Document page records
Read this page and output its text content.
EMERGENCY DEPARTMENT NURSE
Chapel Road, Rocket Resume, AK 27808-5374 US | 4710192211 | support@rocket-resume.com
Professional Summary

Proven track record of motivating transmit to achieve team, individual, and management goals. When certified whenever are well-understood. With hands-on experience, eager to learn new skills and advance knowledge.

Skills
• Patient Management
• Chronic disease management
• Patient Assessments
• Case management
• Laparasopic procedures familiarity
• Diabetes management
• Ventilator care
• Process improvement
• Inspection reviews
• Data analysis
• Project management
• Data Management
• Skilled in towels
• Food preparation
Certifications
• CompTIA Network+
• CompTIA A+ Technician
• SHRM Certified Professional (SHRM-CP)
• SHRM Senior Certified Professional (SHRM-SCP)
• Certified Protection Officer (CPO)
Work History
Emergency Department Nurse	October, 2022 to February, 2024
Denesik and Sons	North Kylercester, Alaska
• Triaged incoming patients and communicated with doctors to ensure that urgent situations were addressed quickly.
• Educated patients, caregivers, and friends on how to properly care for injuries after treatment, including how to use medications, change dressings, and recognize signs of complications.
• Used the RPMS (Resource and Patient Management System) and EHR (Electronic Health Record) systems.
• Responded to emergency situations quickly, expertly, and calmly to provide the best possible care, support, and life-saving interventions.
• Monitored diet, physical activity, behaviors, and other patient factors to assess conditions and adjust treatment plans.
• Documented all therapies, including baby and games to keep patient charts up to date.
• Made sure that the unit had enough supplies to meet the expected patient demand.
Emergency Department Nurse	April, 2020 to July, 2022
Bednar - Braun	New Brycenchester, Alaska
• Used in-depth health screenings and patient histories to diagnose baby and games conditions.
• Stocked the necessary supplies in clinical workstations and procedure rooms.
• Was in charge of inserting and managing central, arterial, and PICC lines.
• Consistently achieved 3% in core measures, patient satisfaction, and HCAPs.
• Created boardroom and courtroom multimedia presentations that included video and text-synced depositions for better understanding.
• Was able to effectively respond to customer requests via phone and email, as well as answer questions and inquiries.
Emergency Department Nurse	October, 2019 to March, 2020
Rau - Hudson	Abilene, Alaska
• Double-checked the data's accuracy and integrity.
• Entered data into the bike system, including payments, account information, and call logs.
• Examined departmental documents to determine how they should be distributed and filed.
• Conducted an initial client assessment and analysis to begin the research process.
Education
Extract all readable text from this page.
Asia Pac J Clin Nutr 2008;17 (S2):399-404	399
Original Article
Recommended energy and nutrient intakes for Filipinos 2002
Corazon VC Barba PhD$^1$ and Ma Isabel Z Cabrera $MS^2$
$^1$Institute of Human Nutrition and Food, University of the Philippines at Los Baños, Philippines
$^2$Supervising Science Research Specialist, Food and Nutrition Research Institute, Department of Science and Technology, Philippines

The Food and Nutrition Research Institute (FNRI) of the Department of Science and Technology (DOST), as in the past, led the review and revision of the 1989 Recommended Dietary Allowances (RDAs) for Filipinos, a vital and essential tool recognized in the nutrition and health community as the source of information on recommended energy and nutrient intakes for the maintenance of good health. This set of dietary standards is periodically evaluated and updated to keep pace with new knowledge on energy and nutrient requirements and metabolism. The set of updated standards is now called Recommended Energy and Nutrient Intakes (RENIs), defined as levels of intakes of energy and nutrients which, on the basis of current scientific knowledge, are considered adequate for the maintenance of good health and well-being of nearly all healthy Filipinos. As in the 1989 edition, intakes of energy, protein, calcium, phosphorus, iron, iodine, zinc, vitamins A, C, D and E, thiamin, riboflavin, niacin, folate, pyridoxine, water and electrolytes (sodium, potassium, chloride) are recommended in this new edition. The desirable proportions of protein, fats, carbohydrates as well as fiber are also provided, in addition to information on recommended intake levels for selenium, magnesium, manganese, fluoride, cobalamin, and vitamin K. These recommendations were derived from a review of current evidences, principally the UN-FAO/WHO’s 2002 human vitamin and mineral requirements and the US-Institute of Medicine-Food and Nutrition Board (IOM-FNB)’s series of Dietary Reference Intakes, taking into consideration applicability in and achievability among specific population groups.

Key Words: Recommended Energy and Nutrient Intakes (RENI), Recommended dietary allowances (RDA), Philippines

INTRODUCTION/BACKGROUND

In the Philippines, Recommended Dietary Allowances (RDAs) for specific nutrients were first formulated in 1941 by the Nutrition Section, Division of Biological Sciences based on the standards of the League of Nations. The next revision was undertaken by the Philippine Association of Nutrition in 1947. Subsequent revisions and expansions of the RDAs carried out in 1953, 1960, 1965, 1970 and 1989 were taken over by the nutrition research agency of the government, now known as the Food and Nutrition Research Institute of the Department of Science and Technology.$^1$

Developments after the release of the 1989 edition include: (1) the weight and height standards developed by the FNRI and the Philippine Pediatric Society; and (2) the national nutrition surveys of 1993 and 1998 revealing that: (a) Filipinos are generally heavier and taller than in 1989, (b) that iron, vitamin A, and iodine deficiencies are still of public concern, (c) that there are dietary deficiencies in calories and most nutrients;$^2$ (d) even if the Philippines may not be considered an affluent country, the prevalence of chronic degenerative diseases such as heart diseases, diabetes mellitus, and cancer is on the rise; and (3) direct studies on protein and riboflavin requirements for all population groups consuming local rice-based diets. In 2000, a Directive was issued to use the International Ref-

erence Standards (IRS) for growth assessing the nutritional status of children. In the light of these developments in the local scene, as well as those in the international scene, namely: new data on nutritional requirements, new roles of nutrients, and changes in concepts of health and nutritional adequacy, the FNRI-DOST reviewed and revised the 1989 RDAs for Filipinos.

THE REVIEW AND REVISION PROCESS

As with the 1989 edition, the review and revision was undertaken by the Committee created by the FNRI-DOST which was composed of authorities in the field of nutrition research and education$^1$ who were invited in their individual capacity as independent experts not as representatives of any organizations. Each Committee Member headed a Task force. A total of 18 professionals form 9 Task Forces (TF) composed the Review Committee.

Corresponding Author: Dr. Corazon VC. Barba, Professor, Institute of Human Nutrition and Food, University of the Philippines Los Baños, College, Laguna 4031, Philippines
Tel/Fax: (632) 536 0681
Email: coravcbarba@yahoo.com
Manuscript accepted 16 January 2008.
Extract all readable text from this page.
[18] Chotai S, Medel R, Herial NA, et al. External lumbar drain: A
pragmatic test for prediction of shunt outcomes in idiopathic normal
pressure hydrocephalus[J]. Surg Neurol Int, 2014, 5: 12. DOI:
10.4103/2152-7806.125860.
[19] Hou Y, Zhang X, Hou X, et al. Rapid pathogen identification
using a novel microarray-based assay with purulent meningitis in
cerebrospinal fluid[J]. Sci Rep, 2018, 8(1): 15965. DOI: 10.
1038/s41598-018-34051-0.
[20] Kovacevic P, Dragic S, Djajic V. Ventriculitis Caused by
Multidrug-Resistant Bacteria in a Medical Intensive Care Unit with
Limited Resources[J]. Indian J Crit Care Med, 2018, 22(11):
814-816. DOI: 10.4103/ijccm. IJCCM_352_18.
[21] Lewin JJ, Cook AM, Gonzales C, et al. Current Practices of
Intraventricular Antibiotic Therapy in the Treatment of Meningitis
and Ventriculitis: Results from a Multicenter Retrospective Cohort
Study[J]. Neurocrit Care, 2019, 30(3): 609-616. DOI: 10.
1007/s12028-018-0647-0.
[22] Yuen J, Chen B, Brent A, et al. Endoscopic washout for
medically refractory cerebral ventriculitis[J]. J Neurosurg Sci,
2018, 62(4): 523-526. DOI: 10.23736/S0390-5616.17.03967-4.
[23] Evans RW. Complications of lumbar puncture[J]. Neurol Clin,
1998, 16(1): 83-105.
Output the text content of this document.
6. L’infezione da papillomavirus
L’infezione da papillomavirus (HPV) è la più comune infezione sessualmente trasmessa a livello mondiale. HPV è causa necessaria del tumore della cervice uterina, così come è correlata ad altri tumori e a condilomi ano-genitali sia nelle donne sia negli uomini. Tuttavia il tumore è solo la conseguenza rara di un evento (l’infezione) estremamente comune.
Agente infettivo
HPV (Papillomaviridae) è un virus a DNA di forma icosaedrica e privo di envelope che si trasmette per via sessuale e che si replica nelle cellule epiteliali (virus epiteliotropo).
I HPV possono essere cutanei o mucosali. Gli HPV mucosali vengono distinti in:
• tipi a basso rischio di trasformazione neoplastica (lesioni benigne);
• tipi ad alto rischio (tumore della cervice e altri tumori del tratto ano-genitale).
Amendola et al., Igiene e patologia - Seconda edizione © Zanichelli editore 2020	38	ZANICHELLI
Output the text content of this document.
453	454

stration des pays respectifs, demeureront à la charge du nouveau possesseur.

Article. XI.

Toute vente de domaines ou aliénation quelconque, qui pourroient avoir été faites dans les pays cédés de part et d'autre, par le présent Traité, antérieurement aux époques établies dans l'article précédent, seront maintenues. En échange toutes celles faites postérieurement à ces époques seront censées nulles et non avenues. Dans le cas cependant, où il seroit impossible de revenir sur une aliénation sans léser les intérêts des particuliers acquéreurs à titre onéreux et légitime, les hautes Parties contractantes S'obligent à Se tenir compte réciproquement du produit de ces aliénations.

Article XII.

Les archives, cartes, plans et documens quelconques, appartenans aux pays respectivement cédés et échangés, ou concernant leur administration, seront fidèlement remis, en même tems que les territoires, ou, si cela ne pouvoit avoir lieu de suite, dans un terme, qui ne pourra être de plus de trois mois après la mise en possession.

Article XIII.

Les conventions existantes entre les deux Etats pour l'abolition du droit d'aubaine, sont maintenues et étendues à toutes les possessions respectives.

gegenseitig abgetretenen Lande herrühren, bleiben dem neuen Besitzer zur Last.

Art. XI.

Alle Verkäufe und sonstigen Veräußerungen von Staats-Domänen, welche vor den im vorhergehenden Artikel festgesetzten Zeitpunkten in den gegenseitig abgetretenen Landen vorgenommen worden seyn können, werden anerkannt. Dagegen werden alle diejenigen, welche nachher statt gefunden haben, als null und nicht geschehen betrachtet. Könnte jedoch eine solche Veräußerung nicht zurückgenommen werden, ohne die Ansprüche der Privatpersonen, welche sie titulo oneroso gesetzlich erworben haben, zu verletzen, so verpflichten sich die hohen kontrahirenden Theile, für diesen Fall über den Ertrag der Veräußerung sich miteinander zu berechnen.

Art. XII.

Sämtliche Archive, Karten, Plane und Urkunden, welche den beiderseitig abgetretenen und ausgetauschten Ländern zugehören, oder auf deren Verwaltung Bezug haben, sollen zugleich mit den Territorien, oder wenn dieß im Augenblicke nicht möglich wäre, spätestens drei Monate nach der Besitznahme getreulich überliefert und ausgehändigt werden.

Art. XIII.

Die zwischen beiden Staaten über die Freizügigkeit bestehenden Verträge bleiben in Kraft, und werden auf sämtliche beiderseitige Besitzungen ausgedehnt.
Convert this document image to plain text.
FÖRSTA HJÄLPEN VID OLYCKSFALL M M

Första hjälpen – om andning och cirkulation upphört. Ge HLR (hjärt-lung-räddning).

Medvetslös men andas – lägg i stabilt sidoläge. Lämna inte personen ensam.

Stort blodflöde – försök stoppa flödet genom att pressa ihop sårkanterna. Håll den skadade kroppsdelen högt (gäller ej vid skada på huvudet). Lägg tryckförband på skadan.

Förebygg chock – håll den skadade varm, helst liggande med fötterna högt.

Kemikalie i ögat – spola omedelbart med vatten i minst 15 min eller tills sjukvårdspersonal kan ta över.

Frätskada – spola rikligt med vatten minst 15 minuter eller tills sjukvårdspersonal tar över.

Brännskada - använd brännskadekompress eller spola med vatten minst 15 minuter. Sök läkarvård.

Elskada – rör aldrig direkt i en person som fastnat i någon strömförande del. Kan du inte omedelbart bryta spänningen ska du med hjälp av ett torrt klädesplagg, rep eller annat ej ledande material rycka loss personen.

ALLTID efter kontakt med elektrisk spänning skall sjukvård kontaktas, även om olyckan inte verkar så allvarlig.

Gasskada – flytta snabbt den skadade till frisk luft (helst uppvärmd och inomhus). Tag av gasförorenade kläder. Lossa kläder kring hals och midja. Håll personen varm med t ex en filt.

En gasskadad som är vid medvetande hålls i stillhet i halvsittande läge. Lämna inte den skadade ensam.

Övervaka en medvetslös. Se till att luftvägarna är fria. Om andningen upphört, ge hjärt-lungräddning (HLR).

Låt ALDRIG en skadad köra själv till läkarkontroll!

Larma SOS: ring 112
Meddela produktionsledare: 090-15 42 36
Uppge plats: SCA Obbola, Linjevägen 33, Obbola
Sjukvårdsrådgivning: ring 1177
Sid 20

Task goal: Your reply should be one number: how many lines in the records contain "University".

Response box: 2